Work to be completed
Only the number is wanted: how many lines contain the word "DIRECTOR"?

Stored data:
┏━━
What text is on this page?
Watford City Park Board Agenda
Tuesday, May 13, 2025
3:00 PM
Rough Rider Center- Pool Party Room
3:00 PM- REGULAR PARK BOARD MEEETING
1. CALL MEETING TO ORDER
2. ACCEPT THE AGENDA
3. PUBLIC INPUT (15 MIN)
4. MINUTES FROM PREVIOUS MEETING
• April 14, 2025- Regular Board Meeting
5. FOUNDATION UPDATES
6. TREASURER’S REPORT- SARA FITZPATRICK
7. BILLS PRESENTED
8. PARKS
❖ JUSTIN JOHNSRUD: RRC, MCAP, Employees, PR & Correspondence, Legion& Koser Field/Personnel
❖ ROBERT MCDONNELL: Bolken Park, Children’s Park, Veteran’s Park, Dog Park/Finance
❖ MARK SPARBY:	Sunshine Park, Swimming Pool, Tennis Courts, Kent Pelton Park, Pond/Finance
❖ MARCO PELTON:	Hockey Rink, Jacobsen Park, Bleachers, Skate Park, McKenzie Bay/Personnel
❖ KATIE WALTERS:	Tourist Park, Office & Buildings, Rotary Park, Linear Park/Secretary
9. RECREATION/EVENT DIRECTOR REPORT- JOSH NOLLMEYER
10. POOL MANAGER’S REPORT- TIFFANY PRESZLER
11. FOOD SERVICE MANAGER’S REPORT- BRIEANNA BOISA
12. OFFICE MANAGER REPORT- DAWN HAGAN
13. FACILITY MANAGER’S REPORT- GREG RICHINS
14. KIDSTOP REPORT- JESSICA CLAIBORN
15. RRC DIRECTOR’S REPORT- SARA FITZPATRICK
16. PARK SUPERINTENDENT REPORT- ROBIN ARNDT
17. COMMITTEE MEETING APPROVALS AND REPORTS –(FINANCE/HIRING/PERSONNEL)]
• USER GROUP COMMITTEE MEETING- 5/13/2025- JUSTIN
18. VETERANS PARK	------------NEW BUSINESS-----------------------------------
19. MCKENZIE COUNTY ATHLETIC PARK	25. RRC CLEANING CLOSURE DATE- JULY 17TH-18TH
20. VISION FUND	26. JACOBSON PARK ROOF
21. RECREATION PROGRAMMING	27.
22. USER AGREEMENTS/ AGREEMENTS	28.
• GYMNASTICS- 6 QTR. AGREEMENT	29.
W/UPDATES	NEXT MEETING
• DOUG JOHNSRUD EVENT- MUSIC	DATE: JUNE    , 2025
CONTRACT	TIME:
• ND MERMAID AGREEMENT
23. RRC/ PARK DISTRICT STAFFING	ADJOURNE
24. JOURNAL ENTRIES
┗━━
Task response
2